INFORMATION SHOWN:

+++++

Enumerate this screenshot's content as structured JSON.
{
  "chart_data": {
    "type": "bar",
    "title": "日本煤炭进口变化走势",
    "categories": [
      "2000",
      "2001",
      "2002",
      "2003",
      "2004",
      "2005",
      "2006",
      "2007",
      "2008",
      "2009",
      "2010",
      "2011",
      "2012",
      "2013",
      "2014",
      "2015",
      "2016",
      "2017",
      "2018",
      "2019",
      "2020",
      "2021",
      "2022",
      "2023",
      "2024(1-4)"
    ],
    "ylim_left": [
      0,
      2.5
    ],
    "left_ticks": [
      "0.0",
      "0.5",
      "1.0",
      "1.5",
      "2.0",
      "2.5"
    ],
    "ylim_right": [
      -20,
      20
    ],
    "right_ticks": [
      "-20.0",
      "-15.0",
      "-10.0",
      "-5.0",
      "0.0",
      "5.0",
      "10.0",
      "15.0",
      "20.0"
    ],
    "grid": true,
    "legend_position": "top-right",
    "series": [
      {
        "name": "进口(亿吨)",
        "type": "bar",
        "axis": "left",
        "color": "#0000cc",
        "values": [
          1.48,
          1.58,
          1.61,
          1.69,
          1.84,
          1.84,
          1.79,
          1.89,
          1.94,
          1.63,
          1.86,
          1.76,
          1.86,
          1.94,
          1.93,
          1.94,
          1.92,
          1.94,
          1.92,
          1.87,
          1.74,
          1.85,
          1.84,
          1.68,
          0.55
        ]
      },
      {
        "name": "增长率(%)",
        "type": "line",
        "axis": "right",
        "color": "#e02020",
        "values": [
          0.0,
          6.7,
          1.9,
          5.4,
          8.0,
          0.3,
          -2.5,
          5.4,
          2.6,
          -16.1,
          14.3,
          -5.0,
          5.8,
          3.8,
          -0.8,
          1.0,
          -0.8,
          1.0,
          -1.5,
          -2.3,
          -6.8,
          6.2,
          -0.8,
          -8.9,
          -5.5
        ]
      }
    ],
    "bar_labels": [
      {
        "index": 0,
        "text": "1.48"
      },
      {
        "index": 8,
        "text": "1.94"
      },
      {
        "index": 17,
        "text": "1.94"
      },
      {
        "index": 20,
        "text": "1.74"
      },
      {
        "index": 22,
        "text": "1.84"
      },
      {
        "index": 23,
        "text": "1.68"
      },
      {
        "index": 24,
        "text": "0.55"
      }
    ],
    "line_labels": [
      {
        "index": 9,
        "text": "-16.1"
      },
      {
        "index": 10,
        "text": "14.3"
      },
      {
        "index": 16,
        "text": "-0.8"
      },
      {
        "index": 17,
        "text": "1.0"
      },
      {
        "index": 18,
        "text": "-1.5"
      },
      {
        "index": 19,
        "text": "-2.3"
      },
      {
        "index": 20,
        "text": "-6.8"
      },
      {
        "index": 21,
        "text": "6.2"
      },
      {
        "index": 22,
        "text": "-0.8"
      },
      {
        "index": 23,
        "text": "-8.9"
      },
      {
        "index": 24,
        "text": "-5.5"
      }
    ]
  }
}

+++++

PROBLEM TO SOLVE:
Output the records above in their entirety, exactly.

TASK RESULT:
Enumerate this screenshot's content as structured JSON.
{
  "chart_data": {
    "type": "bar",
    "title": "日本煤炭进口变化走势",
    "categories": [
      "2000",
      "2001",
      "2002",
      "2003",
      "2004",
      "2005",
      "2006",
      "2007",
      "2008",
      "2009",
      "2010",
      "2011",
      "2012",
      "2013",
      "2014",
      "2015",
      "2016",
      "2017",
      "2018",
      "2019",
      "2020",
      "2021",
      "2022",
      "2023",
      "2024(1-4)"
    ],
    "ylim_left": [
      0,
      2.5
    ],
    "left_ticks": [
      "0.0",
      "0.5",
      "1.0",
      "1.5",
      "2.0",
      "2.5"
    ],
    "ylim_right": [
      -20,
      20
    ],
    "right_ticks": [
      "-20.0",
      "-15.0",
      "-10.0",
      "-5.0",
      "0.0",
      "5.0",
      "10.0",
      "15.0",
      "20.0"
    ],
    "grid": true,
    "legend_position": "top-right",
    "series": [
      {
        "name": "进口(亿吨)",
        "type": "bar",
        "axis": "left",
        "color": "#0000cc",
        "values": [
          1.48,
          1.58,
          1.61,
          1.69,
          1.84,
          1.84,
          1.79,
          1.89,
          1.94,
          1.63,
          1.86,
          1.76,
          1.86,
          1.94,
          1.93,
          1.94,
          1.92,
          1.94,
          1.92,
          1.87,
          1.74,
          1.85,
          1.84,
          1.68,
          0.55
        ]
      },
      {
        "name": "增长率(%)",
        "type": "line",
        "axis": "right",
        "color": "#e02020",
        "values": [
          0.0,
          6.7,
          1.9,
          5.4,
          8.0,
          0.3,
          -2.5,
          5.4,
          2.6,
          -16.1,
          14.3,
          -5.0,
          5.8,
          3.8,
          -0.8,
          1.0,
          -0.8,
          1.0,
          -1.5,
          -2.3,
          -6.8,
          6.2,
          -0.8,
          -8.9,
          -5.5
        ]
      }
    ],
    "bar_labels": [
      {
        "index": 0,
        "text": "1.48"
      },
      {
        "index": 8,
        "text": "1.94"
      },
      {
        "index": 17,
        "text": "1.94"
      },
      {
        "index": 20,
        "text": "1.74"
      },
      {
        "index": 22,
        "text": "1.84"
      },
      {
        "index": 23,
        "text": "1.68"
      },
      {
        "index": 24,
        "text": "0.55"
      }
    ],
    "line_labels": [
      {
        "index": 9,
        "text": "-16.1"
      },
      {
        "index": 10,
        "text": "14.3"
      },
      {
        "index": 16,
        "text": "-0.8"
      },
      {
        "index": 17,
        "text": "1.0"
      },
      {
        "index": 18,
        "text": "-1.5"
      },
      {
        "index": 19,
        "text": "-2.3"
      },
      {
        "index": 20,
        "text": "-6.8"
      },
      {
        "index": 21,
        "text": "6.2"
      },
      {
        "index": 22,
        "text": "-0.8"
      },
      {
        "index": 23,
        "text": "-8.9"
      },
      {
        "index": 24,
        "text": "-5.5"
      }
    ]
  }
}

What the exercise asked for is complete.